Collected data
########

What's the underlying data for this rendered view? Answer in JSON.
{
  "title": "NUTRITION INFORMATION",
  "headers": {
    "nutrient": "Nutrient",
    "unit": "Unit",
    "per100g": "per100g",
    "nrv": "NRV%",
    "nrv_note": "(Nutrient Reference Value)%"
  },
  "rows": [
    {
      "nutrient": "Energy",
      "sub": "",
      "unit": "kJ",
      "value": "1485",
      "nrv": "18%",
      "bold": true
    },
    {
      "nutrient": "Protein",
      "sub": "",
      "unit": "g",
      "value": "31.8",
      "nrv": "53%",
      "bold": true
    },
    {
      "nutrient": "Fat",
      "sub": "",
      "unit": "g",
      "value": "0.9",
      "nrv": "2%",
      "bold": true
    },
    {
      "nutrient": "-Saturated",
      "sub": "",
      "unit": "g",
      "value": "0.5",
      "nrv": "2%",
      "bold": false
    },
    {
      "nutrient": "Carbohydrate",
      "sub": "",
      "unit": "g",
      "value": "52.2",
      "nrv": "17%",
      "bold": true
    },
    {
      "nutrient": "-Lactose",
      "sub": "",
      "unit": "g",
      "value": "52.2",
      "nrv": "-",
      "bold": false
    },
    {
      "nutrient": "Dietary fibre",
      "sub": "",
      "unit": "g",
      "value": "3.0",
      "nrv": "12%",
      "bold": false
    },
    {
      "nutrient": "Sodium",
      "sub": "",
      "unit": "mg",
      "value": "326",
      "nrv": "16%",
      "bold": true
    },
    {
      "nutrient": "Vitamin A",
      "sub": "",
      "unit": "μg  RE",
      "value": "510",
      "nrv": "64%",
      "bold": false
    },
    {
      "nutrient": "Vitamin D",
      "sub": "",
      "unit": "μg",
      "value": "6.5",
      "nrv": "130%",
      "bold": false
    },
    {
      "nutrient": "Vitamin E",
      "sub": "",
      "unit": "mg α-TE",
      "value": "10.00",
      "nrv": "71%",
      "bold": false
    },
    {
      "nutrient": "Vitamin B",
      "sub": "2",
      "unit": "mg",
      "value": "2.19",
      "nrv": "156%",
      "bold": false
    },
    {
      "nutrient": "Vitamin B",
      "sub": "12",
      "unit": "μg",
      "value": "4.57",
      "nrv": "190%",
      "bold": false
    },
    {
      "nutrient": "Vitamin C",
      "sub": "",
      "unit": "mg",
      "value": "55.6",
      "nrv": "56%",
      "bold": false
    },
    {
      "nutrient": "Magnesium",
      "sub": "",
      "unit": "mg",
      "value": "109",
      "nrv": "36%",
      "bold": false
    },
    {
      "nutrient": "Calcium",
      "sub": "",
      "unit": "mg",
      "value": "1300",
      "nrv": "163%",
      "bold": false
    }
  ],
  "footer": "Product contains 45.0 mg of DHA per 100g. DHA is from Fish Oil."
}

########

What is needed is an exact copy of every entry above.

What's the underlying data for this rendered view? Answer in JSON.
{
  "title": "NUTRITION INFORMATION",
  "headers": {
    "nutrient": "Nutrient",
    "unit": "Unit",
    "per100g": "per100g",
    "nrv": "NRV%",
    "nrv_note": "(Nutrient Reference Value)%"
  },
  "rows": [
    {
      "nutrient": "Energy",
      "sub": "",
      "unit": "kJ",
      "value": "1485",
      "nrv": "18%",
      "bold": true
    },
    {
      "nutrient": "Protein",
      "sub": "",
      "unit": "g",
      "value": "31.8",
      "nrv": "53%",
      "bold": true
    },
    {
      "nutrient": "Fat",
      "sub": "",
      "unit": "g",
      "value": "0.9",
      "nrv": "2%",
      "bold": true
    },
    {
      "nutrient": "-Saturated",
      "sub": "",
      "unit": "g",
      "value": "0.5",
      "nrv": "2%",
      "bold": false
    },
    {
      "nutrient": "Carbohydrate",
      "sub": "",
      "unit": "g",
      "value": "52.2",
      "nrv": "17%",
      "bold": true
    },
    {
      "nutrient": "-Lactose",
      "sub": "",
      "unit": "g",
      "value": "52.2",
      "nrv": "-",
      "bold": false
    },
    {
      "nutrient": "Dietary fibre",
      "sub": "",
      "unit": "g",
      "value": "3.0",
      "nrv": "12%",
      "bold": false
    },
    {
      "nutrient": "Sodium",
      "sub": "",
      "unit": "mg",
      "value": "326",
      "nrv": "16%",
      "bold": true
    },
    {
      "nutrient": "Vitamin A",
      "sub": "",
      "unit": "μg  RE",
      "value": "510",
      "nrv": "64%",
      "bold": false
    },
    {
      "nutrient": "Vitamin D",
      "sub": "",
      "unit": "μg",
      "value": "6.5",
      "nrv": "130%",
      "bold": false
    },
    {
      "nutrient": "Vitamin E",
      "sub": "",
      "unit": "mg α-TE",
      "value": "10.00",
      "nrv": "71%",
      "bold": false
    },
    {
      "nutrient": "Vitamin B",
      "sub": "2",
      "unit": "mg",
      "value": "2.19",
      "nrv": "156%",
      "bold": false
    },
    {
      "nutrient": "Vitamin B",
      "sub": "12",
      "unit": "μg",
      "value": "4.57",
      "nrv": "190%",
      "bold": false
    },
    {
      "nutrient": "Vitamin C",
      "sub": "",
      "unit": "mg",
      "value": "55.6",
      "nrv": "56%",
      "bold": false
    },
    {
      "nutrient": "Magnesium",
      "sub": "",
      "unit": "mg",
      "value": "109",
      "nrv": "36%",
      "bold": false
    },
    {
      "nutrient": "Calcium",
      "sub": "",
      "unit": "mg",
      "value": "1300",
      "nrv": "163%",
      "bold": false
    }
  ],
  "footer": "Product contains 45.0 mg of DHA per 100g. DHA is from Fish Oil."
}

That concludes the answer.